Isolation mechanism understood: `runner/nightly_sweep.run_on_tag` = `abra.recipe_checkout(r, tag)` +
`run_recipe_ci.py RECIPE=<r> CCCI_SKIP_FETCH=1` cold/full. I reproduce each failure by running ONE
recipe at a time with no concurrent load.
Starting canonical state notable: **mumble canonical IS present** (`1.0.0+v1.6.870-0`, written
20260617T180501Z — during today's nixenv sweep). The canon DECISIONS recorded mumble RED
(`test_handshake_completes_with_channel_presence`). A canonical only gets written on a GREEN cold run
on latest → mumble flipped green in a recent run. Strong early evidence for the operator's "mumble
passed before" → load flake hypothesis. Must confirm with a clean isolation re-run + check whether the
canon-sweep red was under concurrent load.

(Layout annotation data)
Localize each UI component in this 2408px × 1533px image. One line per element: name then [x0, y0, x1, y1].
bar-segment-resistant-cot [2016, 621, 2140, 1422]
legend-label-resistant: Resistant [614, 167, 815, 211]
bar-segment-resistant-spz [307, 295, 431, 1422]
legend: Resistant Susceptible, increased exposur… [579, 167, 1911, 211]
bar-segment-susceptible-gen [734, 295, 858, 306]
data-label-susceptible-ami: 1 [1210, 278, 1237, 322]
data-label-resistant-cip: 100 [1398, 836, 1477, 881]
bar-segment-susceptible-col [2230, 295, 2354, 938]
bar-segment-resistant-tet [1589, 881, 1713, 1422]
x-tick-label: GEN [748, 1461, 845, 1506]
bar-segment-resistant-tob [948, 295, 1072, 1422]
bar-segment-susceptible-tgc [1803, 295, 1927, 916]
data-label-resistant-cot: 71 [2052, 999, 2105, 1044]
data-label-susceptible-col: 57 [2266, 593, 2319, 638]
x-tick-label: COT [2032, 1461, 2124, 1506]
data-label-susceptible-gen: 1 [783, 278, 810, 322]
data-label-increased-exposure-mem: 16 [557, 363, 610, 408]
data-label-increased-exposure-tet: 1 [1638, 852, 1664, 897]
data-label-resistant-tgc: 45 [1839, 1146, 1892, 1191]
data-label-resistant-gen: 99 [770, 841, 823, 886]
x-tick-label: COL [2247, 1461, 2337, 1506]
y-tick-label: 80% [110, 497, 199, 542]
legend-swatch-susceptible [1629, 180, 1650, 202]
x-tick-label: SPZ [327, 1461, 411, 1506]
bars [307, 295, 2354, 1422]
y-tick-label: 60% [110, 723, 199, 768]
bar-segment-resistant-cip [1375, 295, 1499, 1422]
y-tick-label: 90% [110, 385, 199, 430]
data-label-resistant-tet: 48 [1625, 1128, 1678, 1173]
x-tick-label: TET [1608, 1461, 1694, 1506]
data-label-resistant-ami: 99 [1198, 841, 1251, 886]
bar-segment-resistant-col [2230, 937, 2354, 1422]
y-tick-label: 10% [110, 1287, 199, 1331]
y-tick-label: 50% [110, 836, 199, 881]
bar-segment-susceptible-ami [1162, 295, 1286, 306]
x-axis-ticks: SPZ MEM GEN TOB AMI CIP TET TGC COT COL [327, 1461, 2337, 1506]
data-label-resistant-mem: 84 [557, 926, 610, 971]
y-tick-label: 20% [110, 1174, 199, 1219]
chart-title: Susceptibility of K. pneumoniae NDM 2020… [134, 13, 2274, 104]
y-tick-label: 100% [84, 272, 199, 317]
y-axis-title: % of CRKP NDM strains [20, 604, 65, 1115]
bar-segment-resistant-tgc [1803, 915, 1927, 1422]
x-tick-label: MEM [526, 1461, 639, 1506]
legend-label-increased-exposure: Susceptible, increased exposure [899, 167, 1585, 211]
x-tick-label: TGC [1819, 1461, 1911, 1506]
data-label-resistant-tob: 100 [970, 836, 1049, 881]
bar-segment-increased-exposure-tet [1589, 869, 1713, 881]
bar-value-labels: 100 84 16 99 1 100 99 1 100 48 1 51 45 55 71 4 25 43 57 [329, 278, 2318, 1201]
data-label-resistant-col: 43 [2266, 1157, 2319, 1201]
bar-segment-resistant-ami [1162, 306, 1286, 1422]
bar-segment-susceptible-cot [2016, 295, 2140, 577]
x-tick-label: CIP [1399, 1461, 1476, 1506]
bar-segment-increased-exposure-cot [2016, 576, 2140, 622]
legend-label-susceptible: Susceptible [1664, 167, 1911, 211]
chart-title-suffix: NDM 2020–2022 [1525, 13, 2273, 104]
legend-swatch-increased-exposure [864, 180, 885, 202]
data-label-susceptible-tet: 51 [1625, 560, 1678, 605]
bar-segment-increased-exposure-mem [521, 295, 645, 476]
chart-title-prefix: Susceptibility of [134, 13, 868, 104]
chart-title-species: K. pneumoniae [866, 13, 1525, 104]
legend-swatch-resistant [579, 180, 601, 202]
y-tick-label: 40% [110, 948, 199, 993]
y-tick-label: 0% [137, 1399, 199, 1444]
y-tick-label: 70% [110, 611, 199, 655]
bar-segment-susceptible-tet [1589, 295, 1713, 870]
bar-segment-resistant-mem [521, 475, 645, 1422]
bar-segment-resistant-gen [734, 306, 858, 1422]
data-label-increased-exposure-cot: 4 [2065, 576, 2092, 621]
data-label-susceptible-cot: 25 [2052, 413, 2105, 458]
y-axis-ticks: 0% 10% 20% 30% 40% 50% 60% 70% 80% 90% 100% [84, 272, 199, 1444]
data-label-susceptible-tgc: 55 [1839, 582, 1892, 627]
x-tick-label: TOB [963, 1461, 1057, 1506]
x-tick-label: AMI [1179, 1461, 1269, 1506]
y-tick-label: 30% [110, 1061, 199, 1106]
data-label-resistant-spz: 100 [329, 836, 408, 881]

:: Exercise directions ::
Write out the passage of the isolation-run note above that begins with the words "Starting canonical state" and ends with "under concurrent load.", keeping every character as it stands.

:: Solution ::
Starting canonical state notable: **mumble canonical IS present** (`1.0.0+v1.6.870-0`, written
20260617T180501Z — during today's nixenv sweep). The canon DECISIONS recorded mumble RED
(`test_handshake_completes_with_channel_presence`). A canonical only gets written on a GREEN cold run
on latest → mumble flipped green in a recent run. Strong early evidence for the operator's "mumble
passed before" → load flake hypothesis. Must confirm with a clean isolation re-run + check whether the
canon-sweep red was under concurrent load.